* [Set problem] Gather all lines containing the string "painting" and copy them out.

>>>

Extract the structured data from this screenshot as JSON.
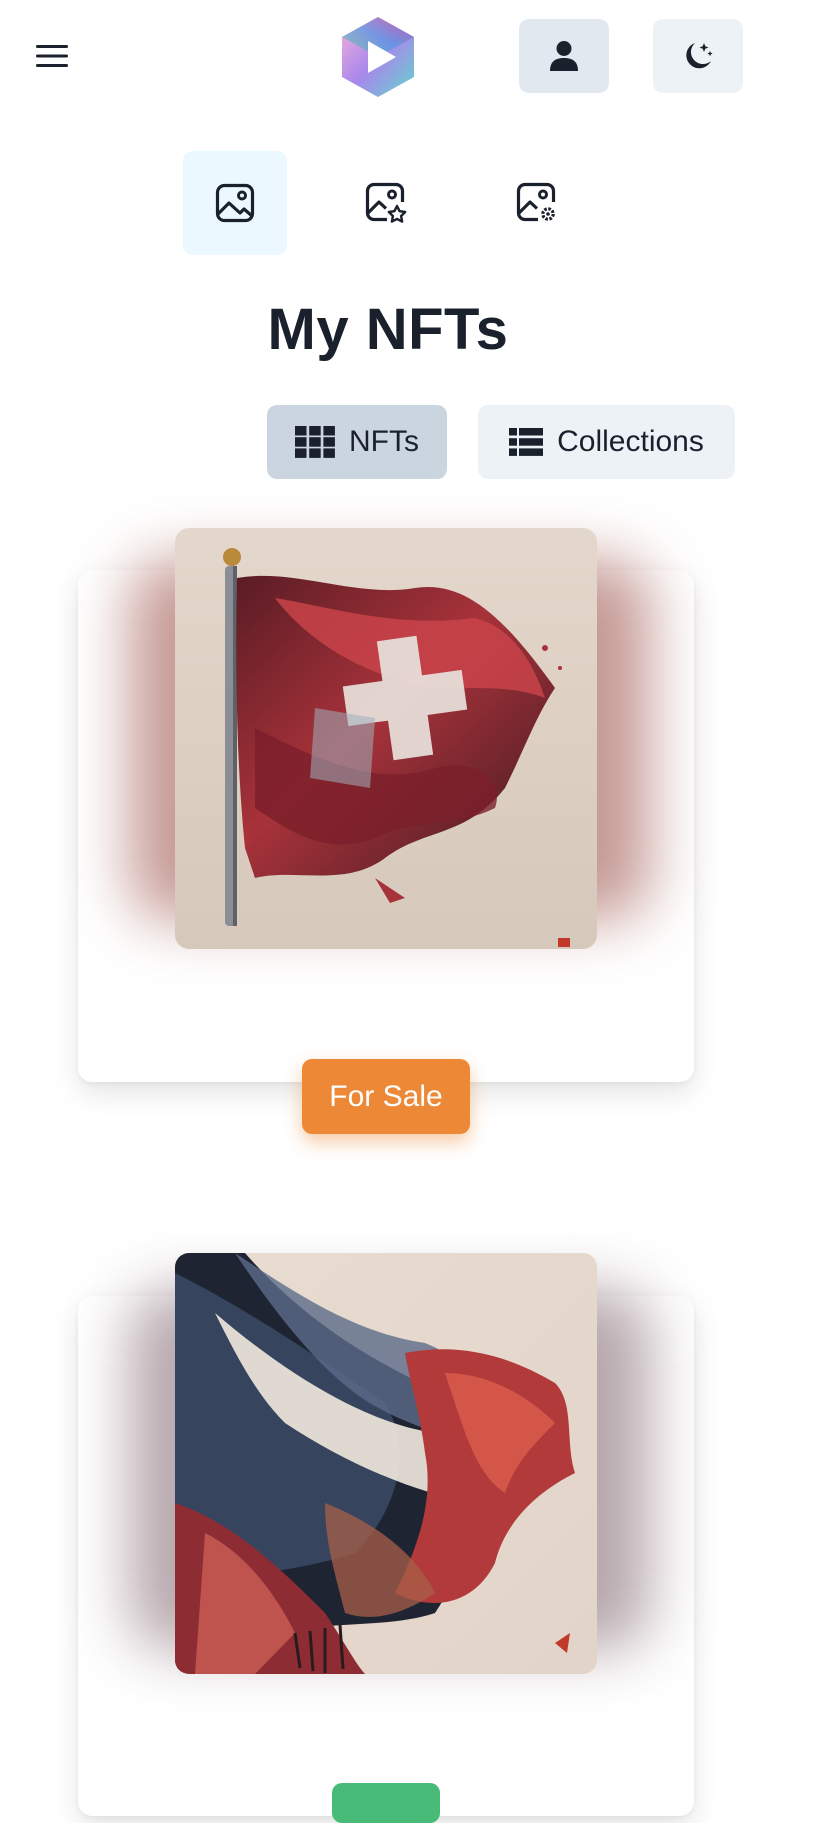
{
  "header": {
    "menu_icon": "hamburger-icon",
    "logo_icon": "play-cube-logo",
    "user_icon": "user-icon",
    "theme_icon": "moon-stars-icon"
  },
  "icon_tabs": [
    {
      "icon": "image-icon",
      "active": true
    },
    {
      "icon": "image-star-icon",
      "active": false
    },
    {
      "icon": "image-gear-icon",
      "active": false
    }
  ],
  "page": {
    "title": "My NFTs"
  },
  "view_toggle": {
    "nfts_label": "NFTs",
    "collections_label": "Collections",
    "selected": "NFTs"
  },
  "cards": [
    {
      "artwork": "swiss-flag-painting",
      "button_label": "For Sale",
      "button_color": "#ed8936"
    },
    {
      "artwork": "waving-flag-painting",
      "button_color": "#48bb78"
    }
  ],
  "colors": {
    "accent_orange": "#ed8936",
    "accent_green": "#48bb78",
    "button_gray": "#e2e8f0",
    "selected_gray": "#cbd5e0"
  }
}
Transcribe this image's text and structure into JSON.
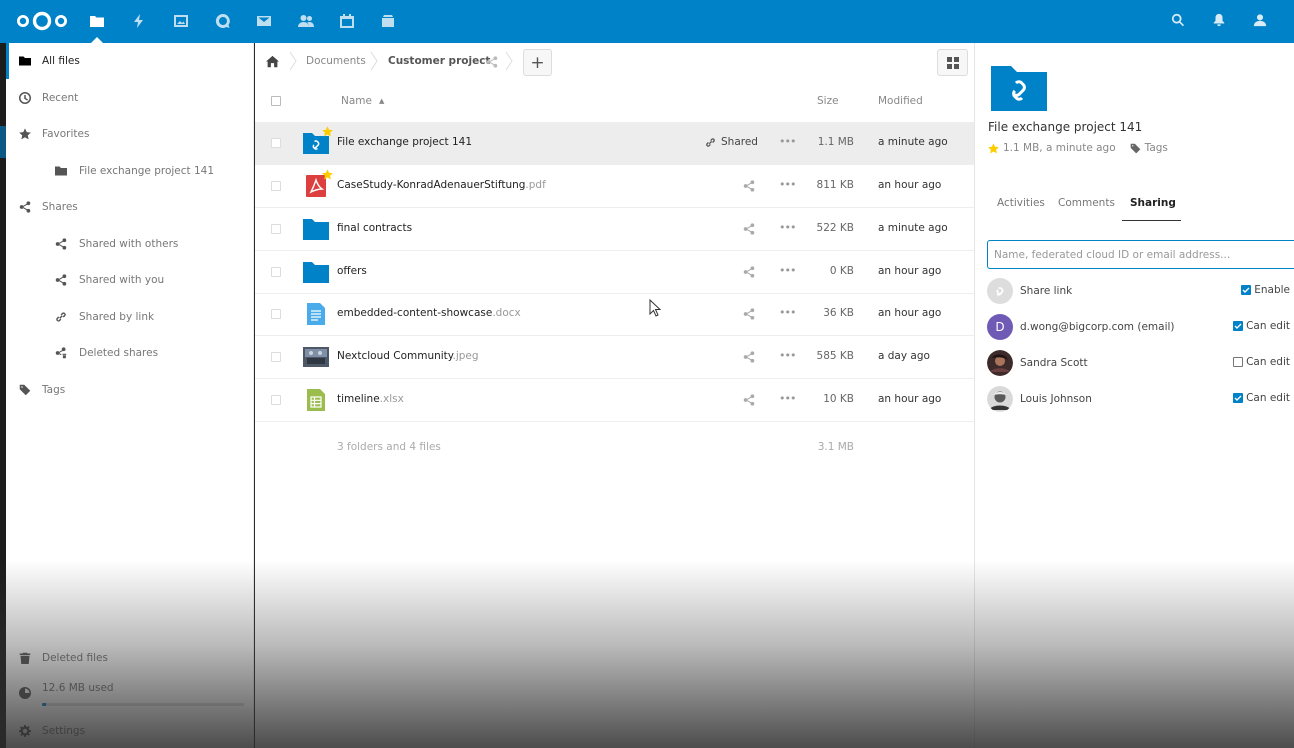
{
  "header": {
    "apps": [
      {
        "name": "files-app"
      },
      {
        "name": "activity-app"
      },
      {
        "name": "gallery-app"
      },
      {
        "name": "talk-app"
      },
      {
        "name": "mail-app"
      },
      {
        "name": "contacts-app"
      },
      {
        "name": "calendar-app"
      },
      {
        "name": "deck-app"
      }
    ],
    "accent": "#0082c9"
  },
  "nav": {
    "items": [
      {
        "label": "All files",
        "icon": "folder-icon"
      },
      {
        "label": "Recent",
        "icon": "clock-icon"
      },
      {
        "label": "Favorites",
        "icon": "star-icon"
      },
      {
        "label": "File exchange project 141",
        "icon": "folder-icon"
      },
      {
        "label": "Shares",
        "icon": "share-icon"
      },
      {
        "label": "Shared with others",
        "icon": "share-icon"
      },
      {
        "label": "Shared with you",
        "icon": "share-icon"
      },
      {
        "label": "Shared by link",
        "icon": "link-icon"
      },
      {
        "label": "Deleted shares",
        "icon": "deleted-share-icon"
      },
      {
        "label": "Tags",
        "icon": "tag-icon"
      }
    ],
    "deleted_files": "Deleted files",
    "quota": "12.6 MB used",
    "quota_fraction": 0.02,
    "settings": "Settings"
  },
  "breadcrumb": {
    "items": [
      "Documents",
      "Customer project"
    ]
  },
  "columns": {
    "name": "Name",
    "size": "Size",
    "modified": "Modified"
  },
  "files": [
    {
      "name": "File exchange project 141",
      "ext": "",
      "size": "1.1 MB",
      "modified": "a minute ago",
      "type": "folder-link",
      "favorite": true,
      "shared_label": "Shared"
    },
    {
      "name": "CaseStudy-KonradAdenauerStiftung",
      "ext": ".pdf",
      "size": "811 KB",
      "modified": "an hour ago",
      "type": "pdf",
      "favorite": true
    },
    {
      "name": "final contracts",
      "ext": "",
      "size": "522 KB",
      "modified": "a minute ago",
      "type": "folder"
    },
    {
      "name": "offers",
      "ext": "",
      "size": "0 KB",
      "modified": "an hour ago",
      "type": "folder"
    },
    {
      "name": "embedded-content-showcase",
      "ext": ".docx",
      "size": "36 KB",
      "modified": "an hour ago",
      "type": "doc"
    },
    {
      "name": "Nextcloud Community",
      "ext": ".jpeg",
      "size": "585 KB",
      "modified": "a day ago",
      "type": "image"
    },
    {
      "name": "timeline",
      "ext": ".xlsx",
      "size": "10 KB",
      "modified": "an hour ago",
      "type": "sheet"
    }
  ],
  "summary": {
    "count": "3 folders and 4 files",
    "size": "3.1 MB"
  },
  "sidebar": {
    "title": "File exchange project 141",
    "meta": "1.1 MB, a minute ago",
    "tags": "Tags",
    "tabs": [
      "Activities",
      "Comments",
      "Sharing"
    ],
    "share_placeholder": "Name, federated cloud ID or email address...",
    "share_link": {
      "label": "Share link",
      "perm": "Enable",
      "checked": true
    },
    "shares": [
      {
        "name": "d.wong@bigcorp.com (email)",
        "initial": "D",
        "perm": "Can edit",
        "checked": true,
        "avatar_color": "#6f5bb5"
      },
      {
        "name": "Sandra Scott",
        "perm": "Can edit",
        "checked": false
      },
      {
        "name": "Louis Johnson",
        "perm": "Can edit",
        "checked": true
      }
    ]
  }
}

<<<

* [The answer]
      "artwork": "swiss-flag-painting",
      "artwork": "waving-flag-painting",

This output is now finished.